[START Extracted records]

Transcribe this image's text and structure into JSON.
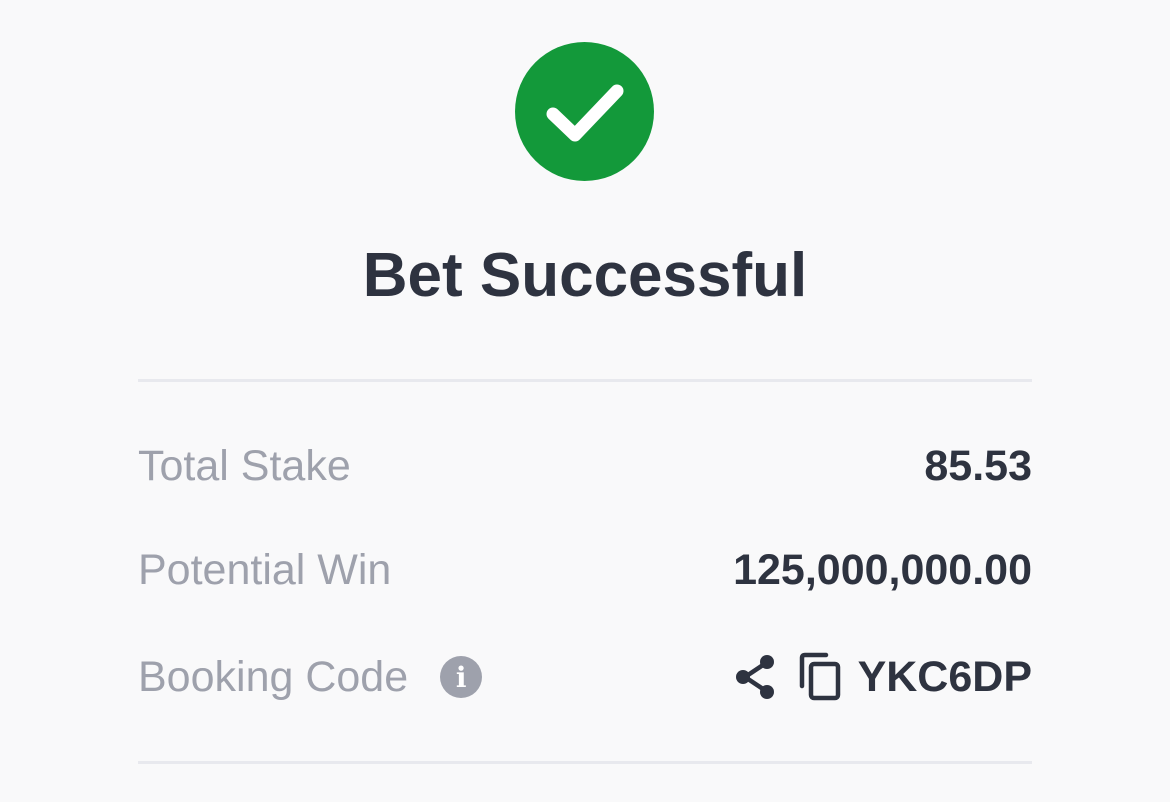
{
  "header": {
    "title": "Bet Successful",
    "icon": "check-circle-icon",
    "accent_color": "#13993a"
  },
  "summary": {
    "total_stake": {
      "label": "Total Stake",
      "value": "85.53"
    },
    "potential_win": {
      "label": "Potential Win",
      "value": "125,000,000.00"
    },
    "booking_code": {
      "label": "Booking Code",
      "info_icon": "info-icon",
      "share_icon": "share-icon",
      "copy_icon": "copy-icon",
      "value": "YKC6DP"
    }
  }
}
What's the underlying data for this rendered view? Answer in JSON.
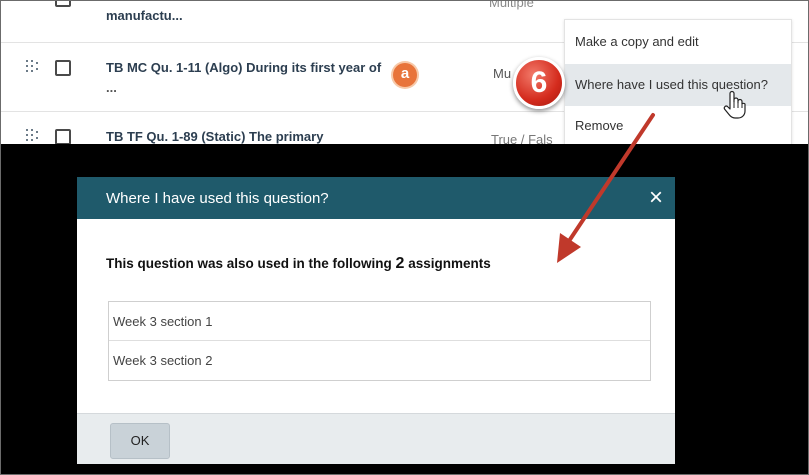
{
  "question_list": {
    "rows": [
      {
        "title": "manufactu...",
        "type": "Multiple"
      },
      {
        "title": "TB MC Qu. 1-11 (Algo) During its first year of",
        "title_cont": "...",
        "type": "Mu",
        "badge": "a"
      },
      {
        "title": "TB TF Qu. 1-89 (Static) The primary",
        "type": "True / Fals"
      }
    ]
  },
  "context_menu": {
    "items": [
      {
        "label": "Make a copy and edit"
      },
      {
        "label": "Where have I used this question?",
        "highlighted": true
      },
      {
        "label": "Remove"
      }
    ]
  },
  "step_marker": {
    "number": "6",
    "color": "#d42b1d"
  },
  "modal": {
    "title": "Where I have used this question?",
    "close_icon": "×",
    "message_prefix": "This question was also used in the following",
    "count": "2",
    "message_suffix": "assignments",
    "assignments": [
      {
        "name": "Week 3 section 1"
      },
      {
        "name": "Week 3 section 2"
      }
    ],
    "ok_label": "OK",
    "header_color": "#1f5a6b"
  },
  "annotation_arrow_color": "#c0392b"
}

[END Extracted records]

# [Goal]
Set each line of the records down exactly, leaving every picture out.

# [Task result]
Transcribe this image's text and structure into JSON.
{
  "header": {
    "title": "Bet Successful",
    "icon": "check-circle-icon",
    "accent_color": "#13993a"
  },
  "summary": {
    "total_stake": {
      "label": "Total Stake",
      "value": "85.53"
    },
    "potential_win": {
      "label": "Potential Win",
      "value": "125,000,000.00"
    },
    "booking_code": {
      "label": "Booking Code",
      "info_icon": "info-icon",
      "share_icon": "share-icon",
      "copy_icon": "copy-icon",
      "value": "YKC6DP"
    }
  }
}
What's the underlying data for this rendered view? Answer in JSON.
{
  "question_list": {
    "rows": [
      {
        "title": "manufactu...",
        "type": "Multiple"
      },
      {
        "title": "TB MC Qu. 1-11 (Algo) During its first year of",
        "title_cont": "...",
        "type": "Mu",
        "badge": "a"
      },
      {
        "title": "TB TF Qu. 1-89 (Static) The primary",
        "type": "True / Fals"
      }
    ]
  },
  "context_menu": {
    "items": [
      {
        "label": "Make a copy and edit"
      },
      {
        "label": "Where have I used this question?",
        "highlighted": true
      },
      {
        "label": "Remove"
      }
    ]
  },
  "step_marker": {
    "number": "6",
    "color": "#d42b1d"
  },
  "modal": {
    "title": "Where I have used this question?",
    "close_icon": "×",
    "message_prefix": "This question was also used in the following",
    "count": "2",
    "message_suffix": "assignments",
    "assignments": [
      {
        "name": "Week 3 section 1"
      },
      {
        "name": "Week 3 section 2"
      }
    ],
    "ok_label": "OK",
    "header_color": "#1f5a6b"
  },
  "annotation_arrow_color": "#c0392b"
}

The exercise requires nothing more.